### Given records
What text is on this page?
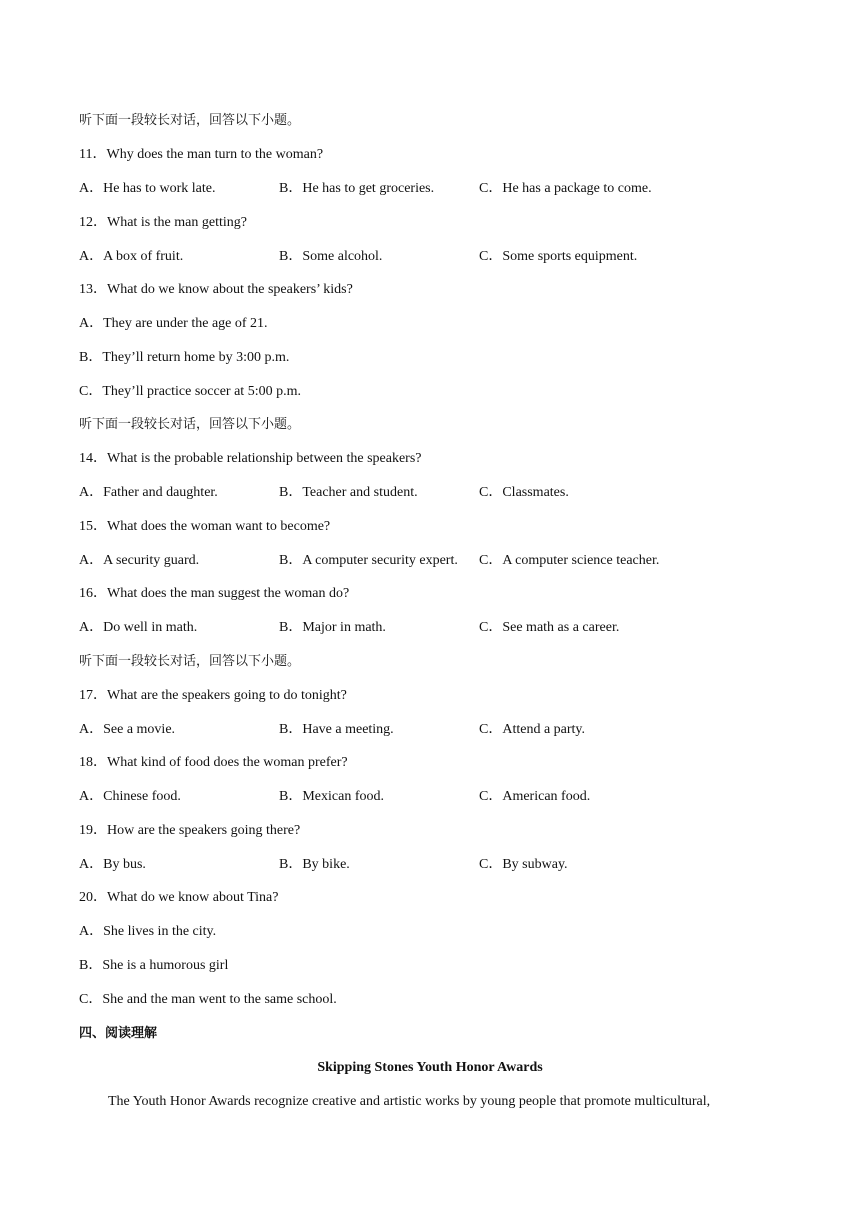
听下面一段较长对话，回答以下小题。
11．Why does the man turn to the woman?
A．He has to work late.	B．He has to get groceries.	C．He has a package to come.
12．What is the man getting?
A．A box of fruit.	B．Some alcohol.	C．Some sports equipment.
13．What do we know about the speakers’ kids?
A．They are under the age of 21.
B．They’ll return home by 3:00 p.m.
C．They’ll practice soccer at 5:00 p.m.
听下面一段较长对话，回答以下小题。
14．What is the probable relationship between the speakers?
A．Father and daughter.	B．Teacher and student.	C．Classmates.
15．What does the woman want to become?
A．A security guard.	B．A computer security expert. C．A computer science teacher.
16．What does the man suggest the woman do?
A．Do well in math.	B．Major in math.	C．See math as a career.
听下面一段较长对话，回答以下小题。
17．What are the speakers going to do tonight?
A．See a movie.	B．Have a meeting.	C．Attend a party.
18．What kind of food does the woman prefer?
A．Chinese food.	B．Mexican food.	C．American food.
19．How are the speakers going there?
A．By bus.	B．By bike.	C．By subway.
20．What do we know about Tina?
A．She lives in the city.
B．She is a humorous girl
C．She and the man went to the same school.
四、阅读理解
Skipping Stones Youth Honor Awards
The Youth Honor Awards recognize creative and artistic works by young people that promote multicultural,
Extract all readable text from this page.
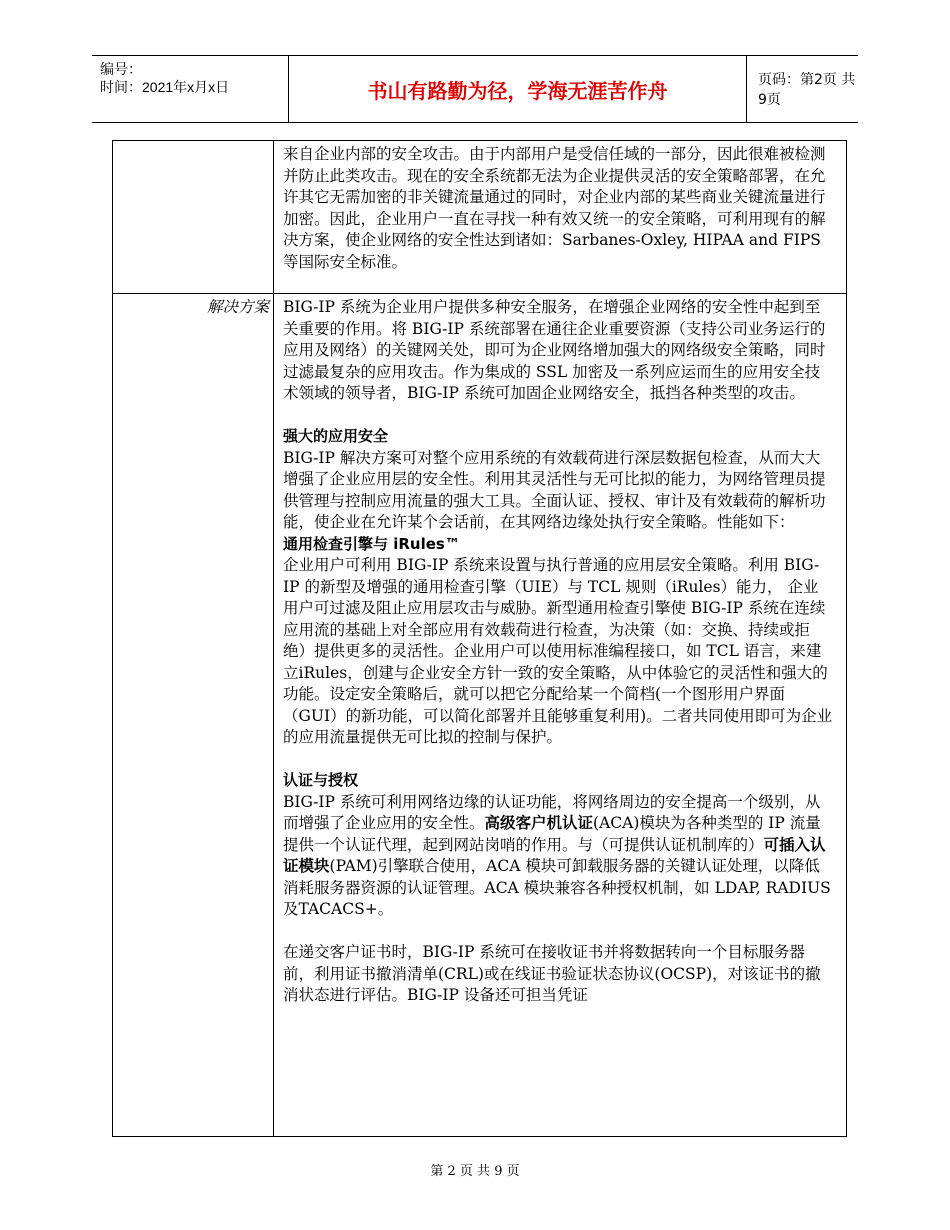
编号：
时间：2021年x月x日	书山有路勤为径，学海无涯苦作舟	页码：第2页 共9页

来自企业内部的安全攻击。由于内部用户是受信任域的一部分，因此很难被检测并防止此类攻击。现在的安全系统都无法为企业提供灵活的安全策略部署，在允许其它无需加密的非关键流量通过的同时，对企业内部的某些商业关键流量进行加密。因此，企业用户一直在寻找一种有效又统一的安全策略，可利用现有的解决方案，使企业网络的安全性达到诸如：Sarbanes-Oxley, HIPAA and FIPS 等国际安全标准。

解决方案 BIG-IP 系统为企业用户提供多种安全服务，在增强企业网络的安全性中起到至关重要的作用。将 BIG-IP 系统部署在通往企业重要资源（支持公司业务运行的应用及网络）的关键网关处，即可为企业网络增加强大的网络级安全策略，同时过滤最复杂的应用攻击。作为集成的 SSL 加密及一系列应运而生的应用安全技术领域的领导者，BIG-IP 系统可加固企业网络安全，抵挡各种类型的攻击。

强大的应用安全

BIG-IP 解决方案可对整个应用系统的有效载荷进行深层数据包检查，从而大大增强了企业应用层的安全性。利用其灵活性与无可比拟的能力，为网络管理员提供管理与控制应用流量的强大工具。全面认证、授权、审计及有效载荷的解析功能，使企业在允许某个会话前，在其网络边缘处执行安全策略。性能如下：

通用检查引擎与 iRules™

企业用户可利用 BIG-IP 系统来设置与执行普通的应用层安全策略。利用 BIG-IP 的新型及增强的通用检查引擎（UIE）与 TCL 规则（iRules）能力， 企业用户可过滤及阻止应用层攻击与威胁。新型通用检查引擎使 BIG-IP 系统在连续应用流的基础上对全部应用有效载荷进行检查，为决策（如：交换、持续或拒绝）提供更多的灵活性。企业用户可以使用标准编程接口，如 TCL 语言，来建立iRules，创建与企业安全方针一致的安全策略，从中体验它的灵活性和强大的功能。设定安全策略后，就可以把它分配给某一个简档(一个图形用户界面（GUI）的新功能，可以简化部署并且能够重复利用)。二者共同使用即可为企业的应用流量提供无可比拟的控制与保护。

认证与授权

BIG-IP 系统可利用网络边缘的认证功能，将网络周边的安全提高一个级别，从而增强了企业应用的安全性。高级客户机认证(ACA)模块为各种类型的 IP 流量提供一个认证代理，起到网站岗哨的作用。与（可提供认证机制库的）可插入认证模块(PAM)引擎联合使用，ACA 模块可卸载服务器的关键认证处理，以降低消耗服务器资源的认证管理。ACA 模块兼容各种授权机制，如 LDAP, RADIUS 及TACACS+。

在递交客户证书时，BIG-IP 系统可在接收证书并将数据转向一个目标服务器前，利用证书撤消清单(CRL)或在线证书验证状态协议(OCSP)，对该证书的撤消状态进行评估。BIG-IP 设备还可担当凭证

第 2 页 共 9 页
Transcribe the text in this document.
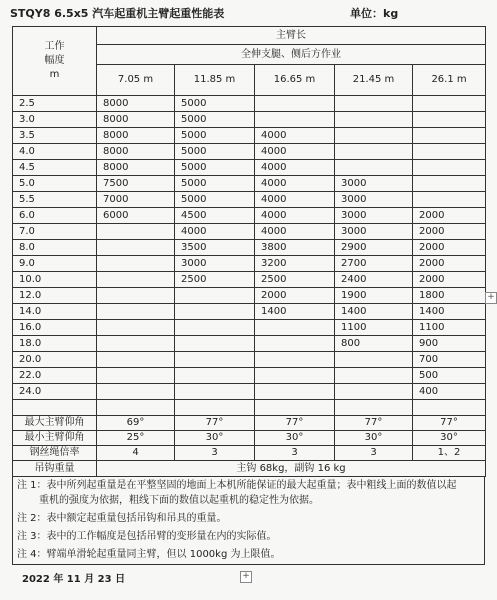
STQY8 6.5x5 汽车起重机主臂起重性能表	单位：kg
工作
幅度
m	主臂长				
	全伸支腿、侧后方作业				
	7.05 m	11.85 m	16.65 m	21.45 m	26.1 m
2.5	8000	5000			
3.0	8000	5000			
3.5	8000	5000	4000		
4.0	8000	5000	4000		
4.5	8000	5000	4000		
5.0	7500	5000	4000	3000	
5.5	7000	5000	4000	3000	
6.0	6000	4500	4000	3000	2000
7.0		4000	4000	3000	2000
8.0		3500	3800	2900	2000
9.0		3000	3200	2700	2000
10.0		2500	2500	2400	2000
12.0			2000	1900	1800
14.0			1400	1400	1400
16.0				1100	1100
18.0				800	900
20.0					700
22.0					500
24.0					400

最大主臂仰角	69°	77°	77°	77°	77°
最小主臂仰角	25°	30°	30°	30°	30°
钢丝绳倍率	4	3	3	3	1、2
吊钩重量	主钩 68kg，副钩 16 kg				
注 1：表中所列起重量是在平整坚固的地面上本机所能保证的最大起重量；表中粗线上面的数值以起
重机的强度为依据，粗线下面的数值以起重机的稳定性为依据。
注 2：表中额定起重量包括吊钩和吊具的重量。
注 3：表中的工作幅度是包括吊臂的变形量在内的实际值。
注 4：臂端单滑轮起重量同主臂，但以 1000kg 为上限值。
2022 年 11 月 23 日
+
+
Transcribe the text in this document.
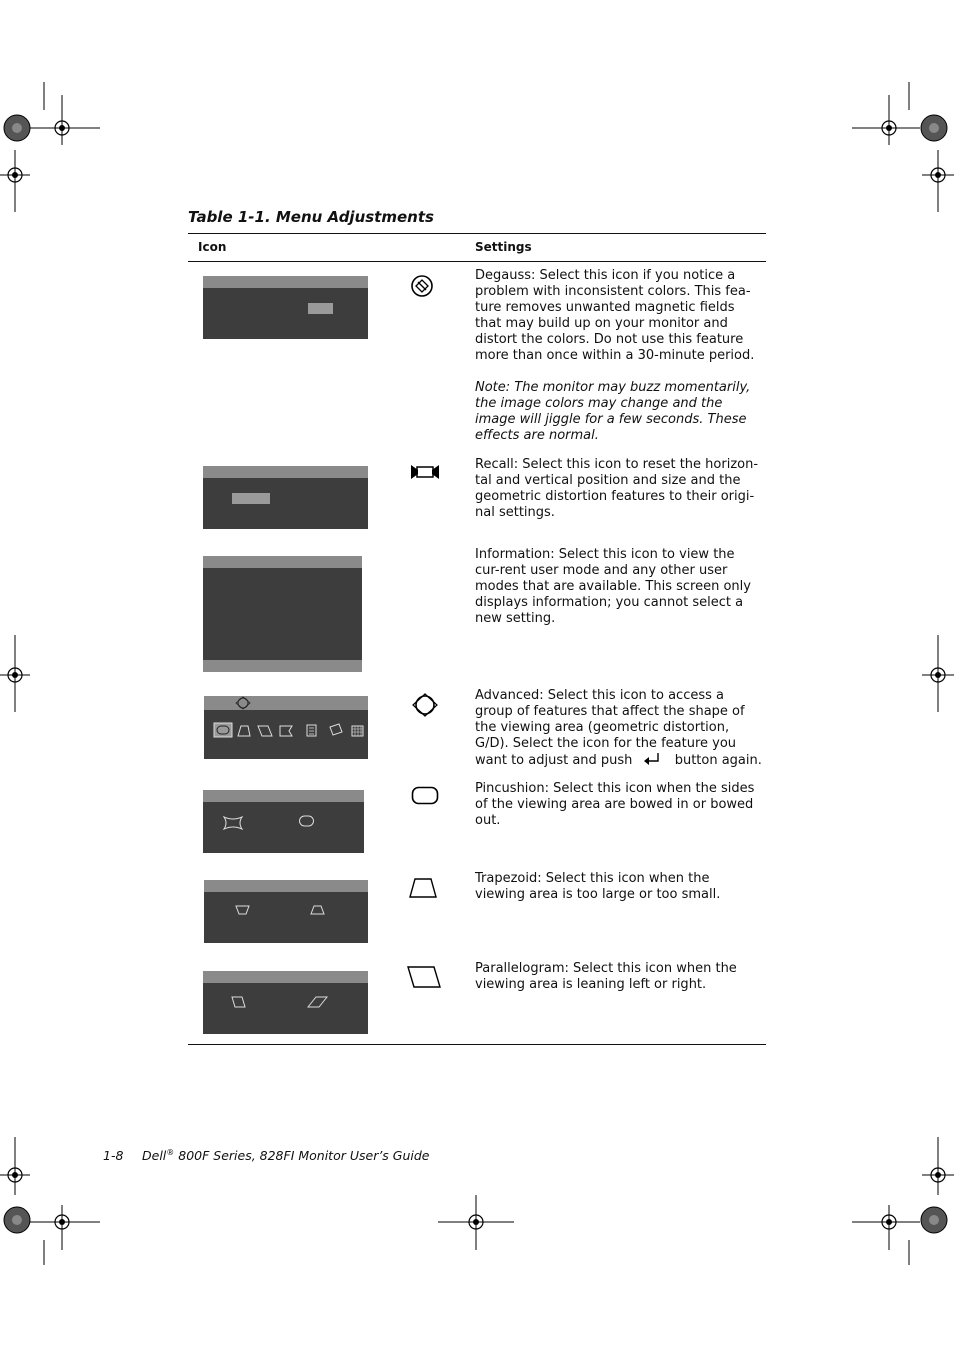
Table 1-1. Menu Adjustments
Icon	Settings

Degauss: Select this icon if you notice a problem with inconsistent colors. This fea-ture removes unwanted magnetic fields that may build up on your monitor and distort the colors. Do not use this feature more than once within a 30-minute period.

Note: The monitor may buzz momentarily, the image colors may change and the image will jiggle for a few seconds. These effects are normal.

Recall: Select this icon to reset the horizon-tal and vertical position and size and the geometric distortion features to their origi-nal settings.
Information: Select this icon to view the cur-rent user mode and any other user modes that are available. This screen only displays information; you cannot select a new setting.
Advanced: Select this icon to access a group of features that affect the shape of the viewing area (geometric distortion, G/D). Select the icon for the feature you want to adjust and push	button again.
Pincushion: Select this icon when the sides of the viewing area are bowed in or bowed out.
Trapezoid: Select this icon when the viewing area is too large or too small.
Parallelogram: Select this icon when the viewing area is leaning left or right.
1-8 Dell® 800F Series, 828FI Monitor User’s Guide
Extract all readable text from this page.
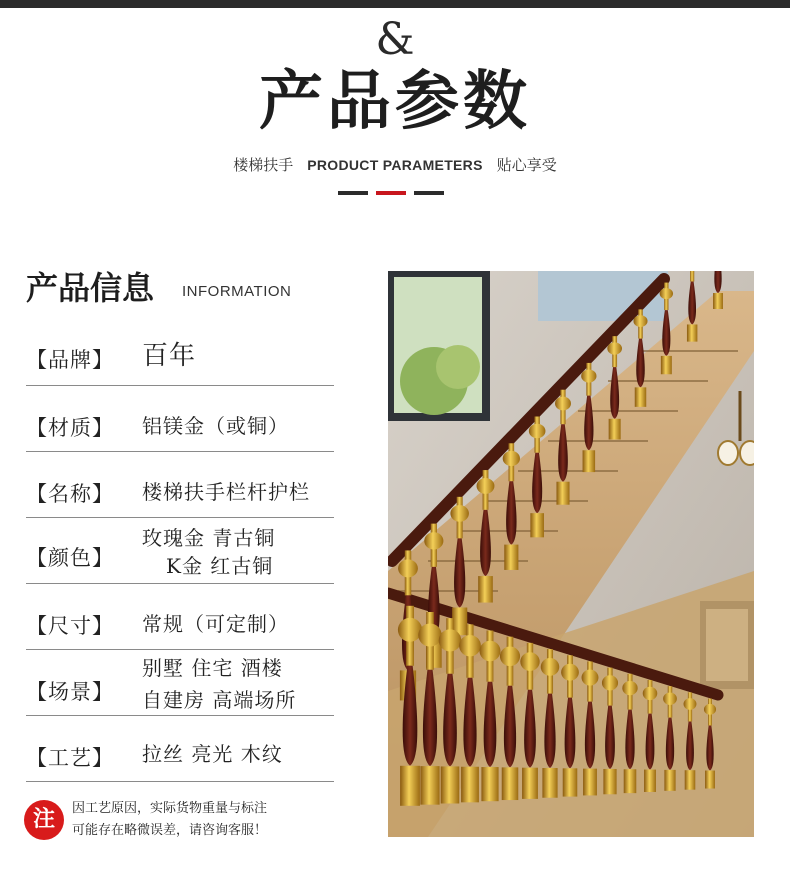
&
产品参数
楼梯扶手 PRODUCT PARAMETERS 贴心享受
产品信息 INFORMATION
【品牌】 百年
【材质】 铝镁金（或铜）
【名称】 楼梯扶手栏杆护栏
【颜色】
玫瑰金 青古铜
K金 红古铜
【尺寸】 常规（可定制）
【场景】
别墅 住宅 酒楼
自建房 高端场所
【工艺】 拉丝 亮光 木纹
注	因工艺原因，实际货物重量与标注
可能存在略微误差，请咨询客服！
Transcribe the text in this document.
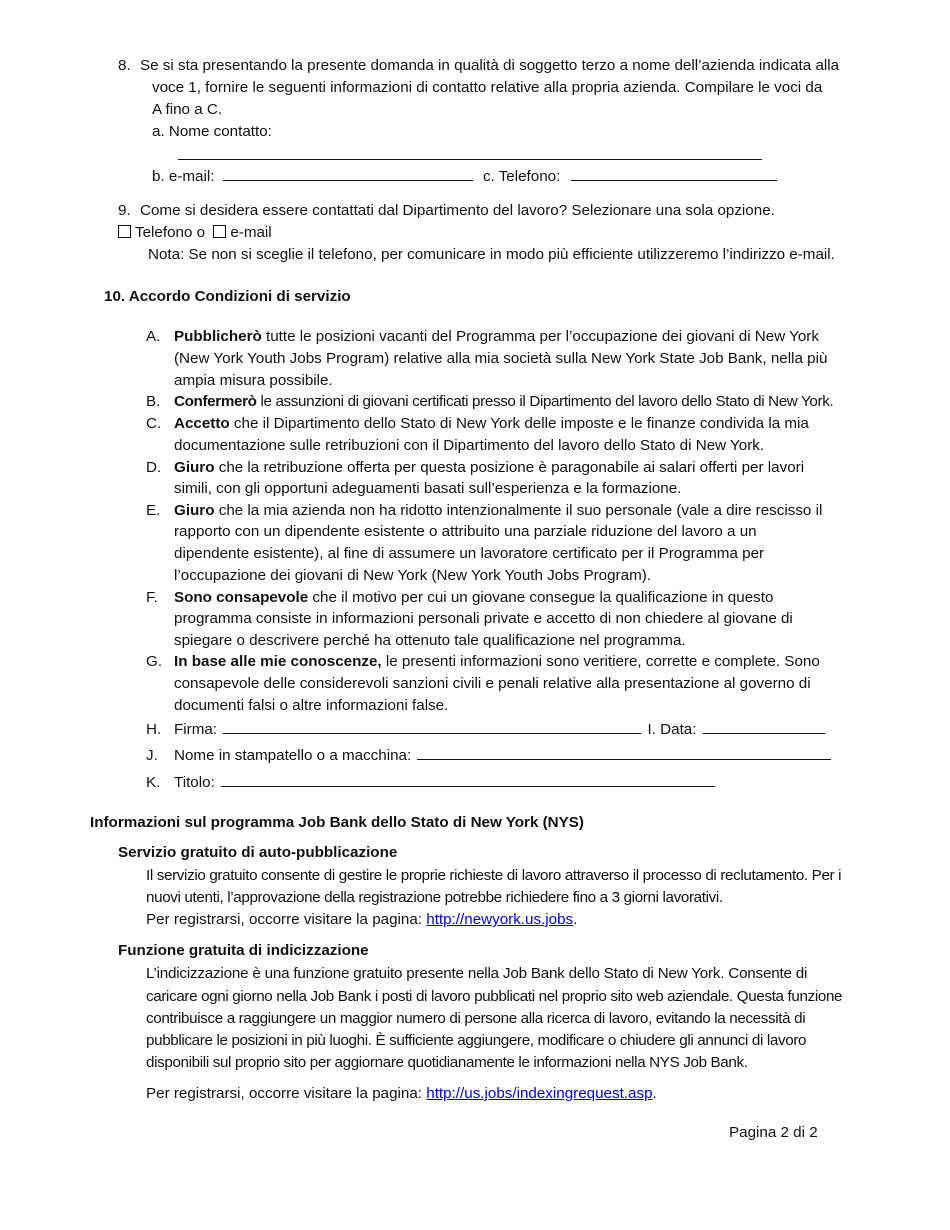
8. Se si sta presentando la presente domanda in qualità di soggetto terzo a nome dell’azienda indicata alla
voce 1, fornire le seguenti informazioni di contatto relative alla propria azienda. Compilare le voci da
A fino a C.
a. Nome contatto:
b. e-mail:	c. Telefono:
9. Come si desidera essere contattati dal Dipartimento del lavoro? Selezionare una sola opzione.
Telefono o e-mail
Nota: Se non si sceglie il telefono, per comunicare in modo più efficiente utilizzeremo l’indirizzo e-mail.
10. Accordo Condizioni di servizio
A. Pubblicherò tutte le posizioni vacanti del Programma per l’occupazione dei giovani di New York
(New York Youth Jobs Program) relative alla mia società sulla New York State Job Bank, nella più
ampia misura possibile.
B. Confermerò le assunzioni di giovani certificati presso il Dipartimento del lavoro dello Stato di New York.
C. Accetto che il Dipartimento dello Stato di New York delle imposte e le finanze condivida la mia
documentazione sulle retribuzioni con il Dipartimento del lavoro dello Stato di New York.
D. Giuro che la retribuzione offerta per questa posizione è paragonabile ai salari offerti per lavori
simili, con gli opportuni adeguamenti basati sull’esperienza e la formazione.
E. Giuro che la mia azienda non ha ridotto intenzionalmente il suo personale (vale a dire rescisso il
rapporto con un dipendente esistente o attribuito una parziale riduzione del lavoro a un
dipendente esistente), al fine di assumere un lavoratore certificato per il Programma per
l’occupazione dei giovani di New York (New York Youth Jobs Program).
F. Sono consapevole che il motivo per cui un giovane consegue la qualificazione in questo
programma consiste in informazioni personali private e accetto di non chiedere al giovane di
spiegare o descrivere perché ha ottenuto tale qualificazione nel programma.
G. In base alle mie conoscenze, le presenti informazioni sono veritiere, corrette e complete. Sono
consapevole delle considerevoli sanzioni civili e penali relative alla presentazione al governo di
documenti falsi o altre informazioni false.
H. Firma:	I. Data:
J. Nome in stampatello o a macchina:
K. Titolo:
Informazioni sul programma Job Bank dello Stato di New York (NYS)
Servizio gratuito di auto-pubblicazione
Il servizio gratuito consente di gestire le proprie richieste di lavoro attraverso il processo di reclutamento. Per i
nuovi utenti, l’approvazione della registrazione potrebbe richiedere fino a 3 giorni lavorativi.
Per registrarsi, occorre visitare la pagina: http://newyork.us.jobs.
Funzione gratuita di indicizzazione
L’indicizzazione è una funzione gratuito presente nella Job Bank dello Stato di New York. Consente di
caricare ogni giorno nella Job Bank i posti di lavoro pubblicati nel proprio sito web aziendale. Questa funzione
contribuisce a raggiungere un maggior numero di persone alla ricerca di lavoro, evitando la necessità di
pubblicare le posizioni in più luoghi. È sufficiente aggiungere, modificare o chiudere gli annunci di lavoro
disponibili sul proprio sito per aggiornare quotidianamente le informazioni nella NYS Job Bank.
Per registrarsi, occorre visitare la pagina: http://us.jobs/indexingrequest.asp.
Pagina 2 di 2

### Task objective
Search the preceding listing for the word "food" and pull out every line that holds it.

### The output
18．What kind of food does the woman prefer?
A．Chinese food.	B．Mexican food.	C．American food.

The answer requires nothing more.